____ RAW RECORDS

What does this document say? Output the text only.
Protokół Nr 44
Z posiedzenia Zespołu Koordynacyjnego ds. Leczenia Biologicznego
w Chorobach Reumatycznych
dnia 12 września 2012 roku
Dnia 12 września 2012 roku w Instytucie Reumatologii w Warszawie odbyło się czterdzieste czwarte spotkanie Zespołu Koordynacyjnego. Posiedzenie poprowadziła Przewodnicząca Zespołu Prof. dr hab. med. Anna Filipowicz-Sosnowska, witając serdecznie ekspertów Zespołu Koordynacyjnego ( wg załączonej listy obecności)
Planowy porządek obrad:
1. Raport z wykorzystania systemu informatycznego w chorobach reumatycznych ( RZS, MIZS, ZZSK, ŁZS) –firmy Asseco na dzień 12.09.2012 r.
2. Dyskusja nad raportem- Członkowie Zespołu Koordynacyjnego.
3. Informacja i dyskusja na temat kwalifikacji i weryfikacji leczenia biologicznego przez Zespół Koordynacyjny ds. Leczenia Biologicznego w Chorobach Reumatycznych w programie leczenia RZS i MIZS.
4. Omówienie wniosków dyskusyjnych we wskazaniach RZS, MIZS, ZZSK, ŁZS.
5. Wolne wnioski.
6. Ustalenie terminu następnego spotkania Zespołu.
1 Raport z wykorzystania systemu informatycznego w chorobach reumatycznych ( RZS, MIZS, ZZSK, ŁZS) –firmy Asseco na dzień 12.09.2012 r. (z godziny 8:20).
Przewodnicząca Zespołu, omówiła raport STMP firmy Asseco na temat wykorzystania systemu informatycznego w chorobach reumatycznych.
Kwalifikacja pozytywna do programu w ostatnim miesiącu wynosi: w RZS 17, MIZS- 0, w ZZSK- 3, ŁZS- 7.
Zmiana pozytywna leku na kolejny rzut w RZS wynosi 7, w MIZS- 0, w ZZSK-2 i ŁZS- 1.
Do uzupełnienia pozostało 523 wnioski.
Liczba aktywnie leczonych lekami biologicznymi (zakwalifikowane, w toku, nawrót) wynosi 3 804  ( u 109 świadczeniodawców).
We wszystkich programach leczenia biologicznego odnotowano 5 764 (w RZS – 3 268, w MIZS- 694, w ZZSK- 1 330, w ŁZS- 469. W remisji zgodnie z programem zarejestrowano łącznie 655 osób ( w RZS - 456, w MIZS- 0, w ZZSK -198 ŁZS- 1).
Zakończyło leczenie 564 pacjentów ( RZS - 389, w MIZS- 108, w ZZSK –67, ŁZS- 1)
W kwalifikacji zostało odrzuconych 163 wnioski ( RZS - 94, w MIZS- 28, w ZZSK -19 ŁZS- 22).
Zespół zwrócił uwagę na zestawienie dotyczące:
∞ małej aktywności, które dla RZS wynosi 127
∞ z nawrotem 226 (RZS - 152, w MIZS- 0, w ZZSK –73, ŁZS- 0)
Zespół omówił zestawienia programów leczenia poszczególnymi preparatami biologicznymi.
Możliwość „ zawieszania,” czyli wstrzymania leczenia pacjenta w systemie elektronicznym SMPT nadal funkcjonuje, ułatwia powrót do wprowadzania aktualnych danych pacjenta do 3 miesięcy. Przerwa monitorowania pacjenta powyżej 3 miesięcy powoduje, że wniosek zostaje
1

________

### PROBLEM REQUIREMENTS:
Please output the entries above, every line exactly as it reads.

### CORRECT OUTPUT:
What does this document say? Output the text only.
Protokół Nr 44
Z posiedzenia Zespołu Koordynacyjnego ds. Leczenia Biologicznego
w Chorobach Reumatycznych
dnia 12 września 2012 roku
Dnia 12 września 2012 roku w Instytucie Reumatologii w Warszawie odbyło się czterdzieste czwarte spotkanie Zespołu Koordynacyjnego. Posiedzenie poprowadziła Przewodnicząca Zespołu Prof. dr hab. med. Anna Filipowicz-Sosnowska, witając serdecznie ekspertów Zespołu Koordynacyjnego ( wg załączonej listy obecności)
Planowy porządek obrad:
1. Raport z wykorzystania systemu informatycznego w chorobach reumatycznych ( RZS, MIZS, ZZSK, ŁZS) –firmy Asseco na dzień 12.09.2012 r.
2. Dyskusja nad raportem- Członkowie Zespołu Koordynacyjnego.
3. Informacja i dyskusja na temat kwalifikacji i weryfikacji leczenia biologicznego przez Zespół Koordynacyjny ds. Leczenia Biologicznego w Chorobach Reumatycznych w programie leczenia RZS i MIZS.
4. Omówienie wniosków dyskusyjnych we wskazaniach RZS, MIZS, ZZSK, ŁZS.
5. Wolne wnioski.
6. Ustalenie terminu następnego spotkania Zespołu.
1 Raport z wykorzystania systemu informatycznego w chorobach reumatycznych ( RZS, MIZS, ZZSK, ŁZS) –firmy Asseco na dzień 12.09.2012 r. (z godziny 8:20).
Przewodnicząca Zespołu, omówiła raport STMP firmy Asseco na temat wykorzystania systemu informatycznego w chorobach reumatycznych.
Kwalifikacja pozytywna do programu w ostatnim miesiącu wynosi: w RZS 17, MIZS- 0, w ZZSK- 3, ŁZS- 7.
Zmiana pozytywna leku na kolejny rzut w RZS wynosi 7, w MIZS- 0, w ZZSK-2 i ŁZS- 1.
Do uzupełnienia pozostało 523 wnioski.
Liczba aktywnie leczonych lekami biologicznymi (zakwalifikowane, w toku, nawrót) wynosi 3 804  ( u 109 świadczeniodawców).
We wszystkich programach leczenia biologicznego odnotowano 5 764 (w RZS – 3 268, w MIZS- 694, w ZZSK- 1 330, w ŁZS- 469. W remisji zgodnie z programem zarejestrowano łącznie 655 osób ( w RZS - 456, w MIZS- 0, w ZZSK -198 ŁZS- 1).
Zakończyło leczenie 564 pacjentów ( RZS - 389, w MIZS- 108, w ZZSK –67, ŁZS- 1)
W kwalifikacji zostało odrzuconych 163 wnioski ( RZS - 94, w MIZS- 28, w ZZSK -19 ŁZS- 22).
Zespół zwrócił uwagę na zestawienie dotyczące:
∞ małej aktywności, które dla RZS wynosi 127
∞ z nawrotem 226 (RZS - 152, w MIZS- 0, w ZZSK –73, ŁZS- 0)
Zespół omówił zestawienia programów leczenia poszczególnymi preparatami biologicznymi.
Możliwość „ zawieszania,” czyli wstrzymania leczenia pacjenta w systemie elektronicznym SMPT nadal funkcjonuje, ułatwia powrót do wprowadzania aktualnych danych pacjenta do 3 miesięcy. Przerwa monitorowania pacjenta powyżej 3 miesięcy powoduje, że wniosek zostaje
1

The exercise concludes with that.